[GIVEN INSTRUCTION]
Reproduce the listing verbatim.

Recorded data
::::::

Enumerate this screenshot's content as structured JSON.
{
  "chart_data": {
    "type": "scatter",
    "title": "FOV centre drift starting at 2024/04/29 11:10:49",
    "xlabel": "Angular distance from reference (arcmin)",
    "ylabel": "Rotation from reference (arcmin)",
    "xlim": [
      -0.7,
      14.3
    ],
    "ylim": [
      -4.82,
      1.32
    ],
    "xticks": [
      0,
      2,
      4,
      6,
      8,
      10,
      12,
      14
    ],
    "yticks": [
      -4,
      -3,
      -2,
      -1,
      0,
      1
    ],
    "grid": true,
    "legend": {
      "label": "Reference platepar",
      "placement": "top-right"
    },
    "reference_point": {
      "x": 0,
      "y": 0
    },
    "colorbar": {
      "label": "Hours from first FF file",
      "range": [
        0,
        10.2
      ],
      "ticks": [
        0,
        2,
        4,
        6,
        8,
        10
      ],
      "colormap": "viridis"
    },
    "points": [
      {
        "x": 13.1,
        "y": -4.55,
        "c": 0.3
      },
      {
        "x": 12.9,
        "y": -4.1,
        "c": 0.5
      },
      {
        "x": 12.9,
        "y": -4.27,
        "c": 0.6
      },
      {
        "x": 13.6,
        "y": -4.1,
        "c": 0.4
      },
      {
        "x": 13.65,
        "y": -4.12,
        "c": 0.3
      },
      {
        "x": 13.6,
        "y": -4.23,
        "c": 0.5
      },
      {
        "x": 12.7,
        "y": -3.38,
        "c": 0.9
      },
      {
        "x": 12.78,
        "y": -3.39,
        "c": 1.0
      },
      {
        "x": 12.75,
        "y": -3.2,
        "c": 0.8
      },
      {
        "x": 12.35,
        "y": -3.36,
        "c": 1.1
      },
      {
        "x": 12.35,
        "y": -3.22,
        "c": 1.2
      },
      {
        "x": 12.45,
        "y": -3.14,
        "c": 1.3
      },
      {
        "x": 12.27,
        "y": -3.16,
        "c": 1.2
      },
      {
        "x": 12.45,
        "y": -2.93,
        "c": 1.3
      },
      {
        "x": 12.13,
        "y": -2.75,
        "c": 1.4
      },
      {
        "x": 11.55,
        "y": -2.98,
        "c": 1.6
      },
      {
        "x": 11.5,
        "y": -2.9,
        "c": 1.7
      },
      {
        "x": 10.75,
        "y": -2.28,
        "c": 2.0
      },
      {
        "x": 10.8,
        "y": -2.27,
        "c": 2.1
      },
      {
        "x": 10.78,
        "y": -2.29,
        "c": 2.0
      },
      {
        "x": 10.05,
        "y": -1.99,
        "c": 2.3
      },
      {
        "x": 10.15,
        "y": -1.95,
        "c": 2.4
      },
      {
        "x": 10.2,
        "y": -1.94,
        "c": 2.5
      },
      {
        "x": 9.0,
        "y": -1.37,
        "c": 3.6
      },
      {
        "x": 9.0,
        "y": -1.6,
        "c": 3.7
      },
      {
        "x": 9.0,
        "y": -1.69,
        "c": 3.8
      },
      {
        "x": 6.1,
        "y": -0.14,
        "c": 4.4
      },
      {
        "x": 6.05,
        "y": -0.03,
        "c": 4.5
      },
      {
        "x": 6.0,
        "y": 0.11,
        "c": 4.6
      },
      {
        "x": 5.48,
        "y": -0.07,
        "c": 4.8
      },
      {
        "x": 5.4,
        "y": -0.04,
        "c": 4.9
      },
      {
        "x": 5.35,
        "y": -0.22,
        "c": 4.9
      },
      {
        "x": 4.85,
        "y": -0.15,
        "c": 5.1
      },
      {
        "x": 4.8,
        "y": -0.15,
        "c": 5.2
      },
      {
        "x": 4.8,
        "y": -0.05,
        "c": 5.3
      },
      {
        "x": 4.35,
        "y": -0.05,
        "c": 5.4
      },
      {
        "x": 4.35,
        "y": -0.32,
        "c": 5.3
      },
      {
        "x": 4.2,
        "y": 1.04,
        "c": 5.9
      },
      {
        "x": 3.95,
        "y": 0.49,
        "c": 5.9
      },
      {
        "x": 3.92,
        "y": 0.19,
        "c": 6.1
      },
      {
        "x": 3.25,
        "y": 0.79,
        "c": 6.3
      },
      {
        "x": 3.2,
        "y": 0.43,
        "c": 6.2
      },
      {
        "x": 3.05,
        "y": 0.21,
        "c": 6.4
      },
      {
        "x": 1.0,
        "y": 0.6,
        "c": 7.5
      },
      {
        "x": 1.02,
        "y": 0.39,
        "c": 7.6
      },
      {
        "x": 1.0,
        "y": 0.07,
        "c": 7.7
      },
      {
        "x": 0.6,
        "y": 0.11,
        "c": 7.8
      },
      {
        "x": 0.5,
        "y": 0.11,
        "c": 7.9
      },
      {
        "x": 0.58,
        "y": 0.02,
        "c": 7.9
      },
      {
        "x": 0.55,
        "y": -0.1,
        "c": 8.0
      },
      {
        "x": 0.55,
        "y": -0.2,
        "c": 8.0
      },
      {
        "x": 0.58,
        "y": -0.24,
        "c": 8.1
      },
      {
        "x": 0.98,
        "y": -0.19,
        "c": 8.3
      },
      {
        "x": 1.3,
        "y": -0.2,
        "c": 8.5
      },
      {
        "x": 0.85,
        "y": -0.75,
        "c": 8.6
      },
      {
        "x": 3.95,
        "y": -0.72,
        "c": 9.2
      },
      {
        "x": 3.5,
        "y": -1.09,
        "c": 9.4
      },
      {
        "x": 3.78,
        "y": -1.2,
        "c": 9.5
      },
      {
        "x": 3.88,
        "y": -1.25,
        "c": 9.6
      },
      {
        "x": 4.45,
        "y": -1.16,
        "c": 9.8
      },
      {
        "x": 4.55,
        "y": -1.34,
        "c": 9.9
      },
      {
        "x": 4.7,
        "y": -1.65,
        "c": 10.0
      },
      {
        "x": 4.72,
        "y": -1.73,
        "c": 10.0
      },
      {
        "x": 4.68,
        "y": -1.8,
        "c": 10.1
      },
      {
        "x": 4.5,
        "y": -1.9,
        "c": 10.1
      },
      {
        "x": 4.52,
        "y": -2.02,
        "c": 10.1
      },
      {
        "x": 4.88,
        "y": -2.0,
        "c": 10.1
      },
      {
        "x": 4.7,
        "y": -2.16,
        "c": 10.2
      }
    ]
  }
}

::::::

[FINISHED TASK]
Enumerate this screenshot's content as structured JSON.
{
  "chart_data": {
    "type": "scatter",
    "title": "FOV centre drift starting at 2024/04/29 11:10:49",
    "xlabel": "Angular distance from reference (arcmin)",
    "ylabel": "Rotation from reference (arcmin)",
    "xlim": [
      -0.7,
      14.3
    ],
    "ylim": [
      -4.82,
      1.32
    ],
    "xticks": [
      0,
      2,
      4,
      6,
      8,
      10,
      12,
      14
    ],
    "yticks": [
      -4,
      -3,
      -2,
      -1,
      0,
      1
    ],
    "grid": true,
    "legend": {
      "label": "Reference platepar",
      "placement": "top-right"
    },
    "reference_point": {
      "x": 0,
      "y": 0
    },
    "colorbar": {
      "label": "Hours from first FF file",
      "range": [
        0,
        10.2
      ],
      "ticks": [
        0,
        2,
        4,
        6,
        8,
        10
      ],
      "colormap": "viridis"
    },
    "points": [
      {
        "x": 13.1,
        "y": -4.55,
        "c": 0.3
      },
      {
        "x": 12.9,
        "y": -4.1,
        "c": 0.5
      },
      {
        "x": 12.9,
        "y": -4.27,
        "c": 0.6
      },
      {
        "x": 13.6,
        "y": -4.1,
        "c": 0.4
      },
      {
        "x": 13.65,
        "y": -4.12,
        "c": 0.3
      },
      {
        "x": 13.6,
        "y": -4.23,
        "c": 0.5
      },
      {
        "x": 12.7,
        "y": -3.38,
        "c": 0.9
      },
      {
        "x": 12.78,
        "y": -3.39,
        "c": 1.0
      },
      {
        "x": 12.75,
        "y": -3.2,
        "c": 0.8
      },
      {
        "x": 12.35,
        "y": -3.36,
        "c": 1.1
      },
      {
        "x": 12.35,
        "y": -3.22,
        "c": 1.2
      },
      {
        "x": 12.45,
        "y": -3.14,
        "c": 1.3
      },
      {
        "x": 12.27,
        "y": -3.16,
        "c": 1.2
      },
      {
        "x": 12.45,
        "y": -2.93,
        "c": 1.3
      },
      {
        "x": 12.13,
        "y": -2.75,
        "c": 1.4
      },
      {
        "x": 11.55,
        "y": -2.98,
        "c": 1.6
      },
      {
        "x": 11.5,
        "y": -2.9,
        "c": 1.7
      },
      {
        "x": 10.75,
        "y": -2.28,
        "c": 2.0
      },
      {
        "x": 10.8,
        "y": -2.27,
        "c": 2.1
      },
      {
        "x": 10.78,
        "y": -2.29,
        "c": 2.0
      },
      {
        "x": 10.05,
        "y": -1.99,
        "c": 2.3
      },
      {
        "x": 10.15,
        "y": -1.95,
        "c": 2.4
      },
      {
        "x": 10.2,
        "y": -1.94,
        "c": 2.5
      },
      {
        "x": 9.0,
        "y": -1.37,
        "c": 3.6
      },
      {
        "x": 9.0,
        "y": -1.6,
        "c": 3.7
      },
      {
        "x": 9.0,
        "y": -1.69,
        "c": 3.8
      },
      {
        "x": 6.1,
        "y": -0.14,
        "c": 4.4
      },
      {
        "x": 6.05,
        "y": -0.03,
        "c": 4.5
      },
      {
        "x": 6.0,
        "y": 0.11,
        "c": 4.6
      },
      {
        "x": 5.48,
        "y": -0.07,
        "c": 4.8
      },
      {
        "x": 5.4,
        "y": -0.04,
        "c": 4.9
      },
      {
        "x": 5.35,
        "y": -0.22,
        "c": 4.9
      },
      {
        "x": 4.85,
        "y": -0.15,
        "c": 5.1
      },
      {
        "x": 4.8,
        "y": -0.15,
        "c": 5.2
      },
      {
        "x": 4.8,
        "y": -0.05,
        "c": 5.3
      },
      {
        "x": 4.35,
        "y": -0.05,
        "c": 5.4
      },
      {
        "x": 4.35,
        "y": -0.32,
        "c": 5.3
      },
      {
        "x": 4.2,
        "y": 1.04,
        "c": 5.9
      },
      {
        "x": 3.95,
        "y": 0.49,
        "c": 5.9
      },
      {
        "x": 3.92,
        "y": 0.19,
        "c": 6.1
      },
      {
        "x": 3.25,
        "y": 0.79,
        "c": 6.3
      },
      {
        "x": 3.2,
        "y": 0.43,
        "c": 6.2
      },
      {
        "x": 3.05,
        "y": 0.21,
        "c": 6.4
      },
      {
        "x": 1.0,
        "y": 0.6,
        "c": 7.5
      },
      {
        "x": 1.02,
        "y": 0.39,
        "c": 7.6
      },
      {
        "x": 1.0,
        "y": 0.07,
        "c": 7.7
      },
      {
        "x": 0.6,
        "y": 0.11,
        "c": 7.8
      },
      {
        "x": 0.5,
        "y": 0.11,
        "c": 7.9
      },
      {
        "x": 0.58,
        "y": 0.02,
        "c": 7.9
      },
      {
        "x": 0.55,
        "y": -0.1,
        "c": 8.0
      },
      {
        "x": 0.55,
        "y": -0.2,
        "c": 8.0
      },
      {
        "x": 0.58,
        "y": -0.24,
        "c": 8.1
      },
      {
        "x": 0.98,
        "y": -0.19,
        "c": 8.3
      },
      {
        "x": 1.3,
        "y": -0.2,
        "c": 8.5
      },
      {
        "x": 0.85,
        "y": -0.75,
        "c": 8.6
      },
      {
        "x": 3.95,
        "y": -0.72,
        "c": 9.2
      },
      {
        "x": 3.5,
        "y": -1.09,
        "c": 9.4
      },
      {
        "x": 3.78,
        "y": -1.2,
        "c": 9.5
      },
      {
        "x": 3.88,
        "y": -1.25,
        "c": 9.6
      },
      {
        "x": 4.45,
        "y": -1.16,
        "c": 9.8
      },
      {
        "x": 4.55,
        "y": -1.34,
        "c": 9.9
      },
      {
        "x": 4.7,
        "y": -1.65,
        "c": 10.0
      },
      {
        "x": 4.72,
        "y": -1.73,
        "c": 10.0
      },
      {
        "x": 4.68,
        "y": -1.8,
        "c": 10.1
      },
      {
        "x": 4.5,
        "y": -1.9,
        "c": 10.1
      },
      {
        "x": 4.52,
        "y": -2.02,
        "c": 10.1
      },
      {
        "x": 4.88,
        "y": -2.0,
        "c": 10.1
      },
      {
        "x": 4.7,
        "y": -2.16,
        "c": 10.2
      }
    ]
  }
}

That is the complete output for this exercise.